- SET TASK -
In the task-design notes, how was the reward changed to handle active overflow countdowns?

- TEXT SEGMENT -
===
Current task definition in code:
- description and tiers: [server/tasks.py](../server/tasks.py)
- reward: [server/environment.py](../server/environment.py)
- grader: [server/graders.py](../server/graders.py)
## What We Changed
The original version was too close to a generic “keep max rho down” task. We changed it so the model focuses on actual cascade prevention.
Main changes:
- added tiered benchmark variants: `easy`, `medium`, `hard`, `extreme`
- made prompt logic explicitly prioritize `timestep_overflow`
- changed reward to penalize active overflow countdowns quadratically
- made automatic trips the main negative event
- changed the grader to track containment, thermal stability, and recovery speed
This follows the intuition from cascading-failure RL work: preventing line trips is not the same as simply lowering one summary metric. [1][2]
## Current Implementation
Reset:
- two lines disconnected
- load increase determined by benchmark tier
- `30`-step horizon
Prompt-side task rules now emphasize:
- countdown urgency through `timestep_overflow`
- “trip prevention first, margin improvement second”
===
- SOURCE DATA -

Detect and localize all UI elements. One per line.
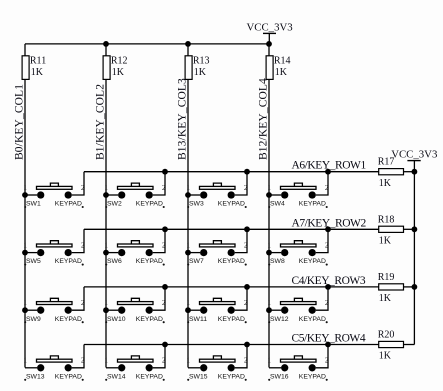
===
- EXERCISE SOLUTION -
It now penalizes active overflow countdowns quadratically.